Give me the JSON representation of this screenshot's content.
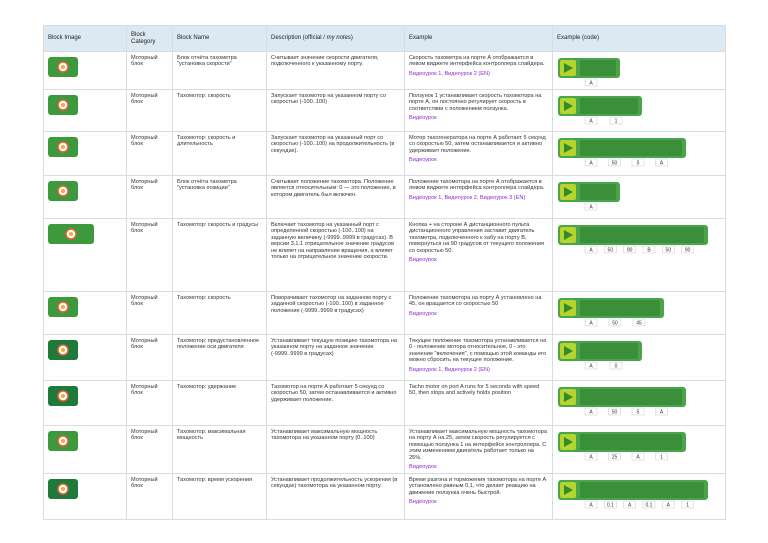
{
  "header": {
    "block_image": "Block Image",
    "block_category": "Block Category",
    "block_name": "Block Name",
    "description": "Description (official / ",
    "description_notes": "my notes",
    "description_end": ")",
    "example": "Example",
    "example_code": "Example (code)"
  },
  "rows": [
    {
      "category": "Моторный блок",
      "name": "Блок отчёта тахометра \"установка скорости\"",
      "description": "Считывает значение скорости двигателя, подключенного к указанному порту.",
      "example": "Скорость тахометра на порте А отображается в левом виджете интерфейса контроллера слайдера.",
      "links": "Видеоурок 1, Видеоурок 2 (EN)",
      "code": [
        "A"
      ]
    },
    {
      "category": "Моторный блок",
      "name": "Тахомотор: скорость",
      "description": "Запускает тахомотор на указанном порту со скоростью (-100..100)",
      "example": "Ползунок 1 устанавливает скорость тахомотора на порте А, он постоянно регулирует скорость в соответствии с положением ползунка.",
      "links": "Видеоурок",
      "code": [
        "A",
        "1"
      ]
    },
    {
      "category": "Моторный блок",
      "name": "Тахомотор: скорость и длительность",
      "description": "Запускает тахомотор на указанный порт со скоростью (-100..100) на продолжительность (в секундах).",
      "example": "Мотор тахогенератора на порте А работает 5 секунд со скоростью 50, затем останавливается и активно удерживает положение.",
      "links": "Видеоурок",
      "code": [
        "A",
        "50",
        "5",
        "A"
      ]
    },
    {
      "category": "Моторный блок",
      "name": "Блок отчёта тахометра \"установка позиции\"",
      "description": "Считывает положение тахомотора. Положение является относительным: 0 — это положение, в котором двигатель был включен.",
      "example": "Положение тахомотора на порте А отображается в левом виджете интерфейса контроллера слайдера.",
      "links": "Видеоурок 1, Видеоурок 2, Видеоурок 3 (EN)",
      "code": [
        "A"
      ]
    },
    {
      "category": "Моторный блок",
      "name": "Тахомотор: скорость и градусы",
      "description": "Включает тахомотор на указанный порт с определенной скоростью (-100..100) на заданную величину (-9999..9999 в градусах). В версии 3.1.1 отрицательное значение градусов не влияет на направление вращения, а влияет только на отрицательное значение скорости.",
      "example": "Кнопка + на стороне А дистанционного пульта дистанционного управления заставит двигатель тахометра, подключенного к хабу на порту B, повернуться на 90 градусов от текущего положения со скоростью 50.",
      "links": "Видеоурок",
      "code": [
        "A",
        "50",
        "90",
        "B",
        "50",
        "90"
      ]
    },
    {
      "category": "Моторный блок",
      "name": "Тахомотор: скорость",
      "description": "Поворачивает тахомотор на заданном порту с заданной скоростью (-100..100) в заданное положение (-9999..9999 в градусах)",
      "example": "Положение тахомотора на порту А установлено на 45, он вращается со скоростью 50",
      "links": "Видеоурок",
      "code": [
        "A",
        "50",
        "45"
      ]
    },
    {
      "category": "Моторный блок",
      "name": "Тахомотор: предустановленное положение оси двигателя",
      "description": "Устанавливает текущую позицию тахомотора на указанном порту на заданное значение (-9999..9999 в градусах)",
      "example": "Текущее положение тахомотора устанавливается на 0 - положение мотора относительное, 0 - это значение \"включения\", с помощью этой команды его можно сбросить на текущее положение.",
      "links": "Видеоурок 1, Видеоурок 2 (EN)",
      "code": [
        "A",
        "0"
      ]
    },
    {
      "category": "Моторный блок",
      "name": "Тахомотор: удержание",
      "description": "Тахомотор на порте А работает 5 секунд со скоростью 50, затем останавливается и активно удерживает положение.",
      "example": "Tacho motor on port A runs for 5 seconds with speed 50, then stops and actively holds position",
      "code": [
        "A",
        "50",
        "5",
        "A"
      ]
    },
    {
      "category": "Моторный блок",
      "name": "Тахомотор: максимальная мощность",
      "description": "Устанавливает максимальную мощность тахомотора на указанном порту (0..100)",
      "example": "Устанавливает максимальную мощность тахомотора на порту А на 25, затем скорость регулируется с помощью ползунка 1 на интерфейсе контроллера. С этим изменением двигатель работает только на 25%.",
      "links": "Видеоурок",
      "code": [
        "A",
        "25",
        "A",
        "1"
      ]
    },
    {
      "category": "Моторный блок",
      "name": "Тахомотор: время ускорения",
      "description": "Устанавливает продолжительность ускорения (в секундах) тахомотора на указанном порту.",
      "example": "Время разгона и торможения тахомотора на порте А установлено равным 0,1, что делает реакцию на движение ползунка очень быстрой.",
      "links": "Видеоурок",
      "code": [
        "A",
        "0.1",
        "A",
        "0.1",
        "A",
        "1"
      ]
    }
  ]
}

Your instructions
In the material above, find the lines that contain "Считывает" and show them.

Solution to this exercise
      "description": "Считывает значение скорости двигателя, подключенного к указанному порту.",
      "description": "Считывает положение тахомотора. Положение является относительным: 0 — это положение, в котором двигатель был включен.",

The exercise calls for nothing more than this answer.